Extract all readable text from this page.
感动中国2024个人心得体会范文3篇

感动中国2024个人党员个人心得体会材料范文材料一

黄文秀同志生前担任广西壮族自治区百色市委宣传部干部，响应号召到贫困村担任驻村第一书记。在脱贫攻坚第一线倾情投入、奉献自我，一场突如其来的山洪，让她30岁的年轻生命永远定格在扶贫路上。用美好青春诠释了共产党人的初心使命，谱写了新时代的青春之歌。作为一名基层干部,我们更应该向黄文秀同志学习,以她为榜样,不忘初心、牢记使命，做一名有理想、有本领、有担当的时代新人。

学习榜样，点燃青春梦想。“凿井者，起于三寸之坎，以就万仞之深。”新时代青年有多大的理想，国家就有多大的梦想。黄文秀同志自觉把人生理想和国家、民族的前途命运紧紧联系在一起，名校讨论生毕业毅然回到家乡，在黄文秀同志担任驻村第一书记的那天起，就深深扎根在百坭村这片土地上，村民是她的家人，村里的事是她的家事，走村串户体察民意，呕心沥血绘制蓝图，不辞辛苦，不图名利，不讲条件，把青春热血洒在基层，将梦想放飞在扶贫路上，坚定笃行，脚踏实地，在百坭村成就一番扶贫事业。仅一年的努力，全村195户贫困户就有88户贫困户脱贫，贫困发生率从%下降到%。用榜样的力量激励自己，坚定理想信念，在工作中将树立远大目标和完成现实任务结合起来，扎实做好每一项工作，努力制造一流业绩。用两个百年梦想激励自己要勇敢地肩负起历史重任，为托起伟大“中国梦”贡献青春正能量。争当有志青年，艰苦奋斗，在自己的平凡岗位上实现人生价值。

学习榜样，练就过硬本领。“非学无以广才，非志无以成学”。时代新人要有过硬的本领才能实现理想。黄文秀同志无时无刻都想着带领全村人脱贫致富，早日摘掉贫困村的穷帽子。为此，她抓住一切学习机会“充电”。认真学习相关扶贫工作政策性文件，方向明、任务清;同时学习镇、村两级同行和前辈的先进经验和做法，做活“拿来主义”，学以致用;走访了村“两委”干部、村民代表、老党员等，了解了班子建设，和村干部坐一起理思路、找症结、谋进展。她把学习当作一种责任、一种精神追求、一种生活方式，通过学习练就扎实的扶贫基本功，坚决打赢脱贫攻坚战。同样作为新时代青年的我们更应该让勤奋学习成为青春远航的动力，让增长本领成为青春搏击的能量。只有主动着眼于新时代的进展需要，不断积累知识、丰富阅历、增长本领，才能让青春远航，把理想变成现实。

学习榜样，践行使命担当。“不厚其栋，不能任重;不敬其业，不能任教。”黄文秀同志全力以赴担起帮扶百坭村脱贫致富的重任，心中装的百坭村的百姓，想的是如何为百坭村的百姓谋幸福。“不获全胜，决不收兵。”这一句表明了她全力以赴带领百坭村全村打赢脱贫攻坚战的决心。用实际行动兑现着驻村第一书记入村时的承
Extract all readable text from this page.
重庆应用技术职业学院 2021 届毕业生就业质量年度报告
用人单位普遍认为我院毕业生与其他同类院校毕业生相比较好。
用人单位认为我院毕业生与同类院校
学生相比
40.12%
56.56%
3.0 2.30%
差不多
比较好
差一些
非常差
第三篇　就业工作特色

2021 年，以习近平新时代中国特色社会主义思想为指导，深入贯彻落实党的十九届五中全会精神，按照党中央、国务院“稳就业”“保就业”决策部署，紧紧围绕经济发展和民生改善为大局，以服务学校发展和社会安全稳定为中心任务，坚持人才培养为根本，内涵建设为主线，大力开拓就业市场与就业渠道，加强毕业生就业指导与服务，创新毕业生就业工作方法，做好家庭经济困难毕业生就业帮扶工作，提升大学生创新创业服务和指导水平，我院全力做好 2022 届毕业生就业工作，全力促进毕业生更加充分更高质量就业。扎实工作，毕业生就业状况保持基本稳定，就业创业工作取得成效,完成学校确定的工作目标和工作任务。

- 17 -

▶ SHORT TASK
Reproduce the material above without altering a single character.

▶ RESULT OF THE TASK
Extract all readable text from this page.
感动中国2024个人心得体会范文3篇

感动中国2024个人党员个人心得体会材料范文材料一

黄文秀同志生前担任广西壮族自治区百色市委宣传部干部，响应号召到贫困村担任驻村第一书记。在脱贫攻坚第一线倾情投入、奉献自我，一场突如其来的山洪，让她30岁的年轻生命永远定格在扶贫路上。用美好青春诠释了共产党人的初心使命，谱写了新时代的青春之歌。作为一名基层干部,我们更应该向黄文秀同志学习,以她为榜样,不忘初心、牢记使命，做一名有理想、有本领、有担当的时代新人。

学习榜样，点燃青春梦想。“凿井者，起于三寸之坎，以就万仞之深。”新时代青年有多大的理想，国家就有多大的梦想。黄文秀同志自觉把人生理想和国家、民族的前途命运紧紧联系在一起，名校讨论生毕业毅然回到家乡，在黄文秀同志担任驻村第一书记的那天起，就深深扎根在百坭村这片土地上，村民是她的家人，村里的事是她的家事，走村串户体察民意，呕心沥血绘制蓝图，不辞辛苦，不图名利，不讲条件，把青春热血洒在基层，将梦想放飞在扶贫路上，坚定笃行，脚踏实地，在百坭村成就一番扶贫事业。仅一年的努力，全村195户贫困户就有88户贫困户脱贫，贫困发生率从%下降到%。用榜样的力量激励自己，坚定理想信念，在工作中将树立远大目标和完成现实任务结合起来，扎实做好每一项工作，努力制造一流业绩。用两个百年梦想激励自己要勇敢地肩负起历史重任，为托起伟大“中国梦”贡献青春正能量。争当有志青年，艰苦奋斗，在自己的平凡岗位上实现人生价值。

学习榜样，练就过硬本领。“非学无以广才，非志无以成学”。时代新人要有过硬的本领才能实现理想。黄文秀同志无时无刻都想着带领全村人脱贫致富，早日摘掉贫困村的穷帽子。为此，她抓住一切学习机会“充电”。认真学习相关扶贫工作政策性文件，方向明、任务清;同时学习镇、村两级同行和前辈的先进经验和做法，做活“拿来主义”，学以致用;走访了村“两委”干部、村民代表、老党员等，了解了班子建设，和村干部坐一起理思路、找症结、谋进展。她把学习当作一种责任、一种精神追求、一种生活方式，通过学习练就扎实的扶贫基本功，坚决打赢脱贫攻坚战。同样作为新时代青年的我们更应该让勤奋学习成为青春远航的动力，让增长本领成为青春搏击的能量。只有主动着眼于新时代的进展需要，不断积累知识、丰富阅历、增长本领，才能让青春远航，把理想变成现实。

学习榜样，践行使命担当。“不厚其栋，不能任重;不敬其业，不能任教。”黄文秀同志全力以赴担起帮扶百坭村脱贫致富的重任，心中装的百坭村的百姓，想的是如何为百坭村的百姓谋幸福。“不获全胜，决不收兵。”这一句表明了她全力以赴带领百坭村全村打赢脱贫攻坚战的决心。用实际行动兑现着驻村第一书记入村时的承
Extract all readable text from this page.
重庆应用技术职业学院 2021 届毕业生就业质量年度报告
用人单位普遍认为我院毕业生与其他同类院校毕业生相比较好。
用人单位认为我院毕业生与同类院校
学生相比
40.12%
56.56%
3.0 2.30%
差不多
比较好
差一些
非常差
第三篇　就业工作特色

2021 年，以习近平新时代中国特色社会主义思想为指导，深入贯彻落实党的十九届五中全会精神，按照党中央、国务院“稳就业”“保就业”决策部署，紧紧围绕经济发展和民生改善为大局，以服务学校发展和社会安全稳定为中心任务，坚持人才培养为根本，内涵建设为主线，大力开拓就业市场与就业渠道，加强毕业生就业指导与服务，创新毕业生就业工作方法，做好家庭经济困难毕业生就业帮扶工作，提升大学生创新创业服务和指导水平，我院全力做好 2022 届毕业生就业工作，全力促进毕业生更加充分更高质量就业。扎实工作，毕业生就业状况保持基本稳定，就业创业工作取得成效,完成学校确定的工作目标和工作任务。

- 17 -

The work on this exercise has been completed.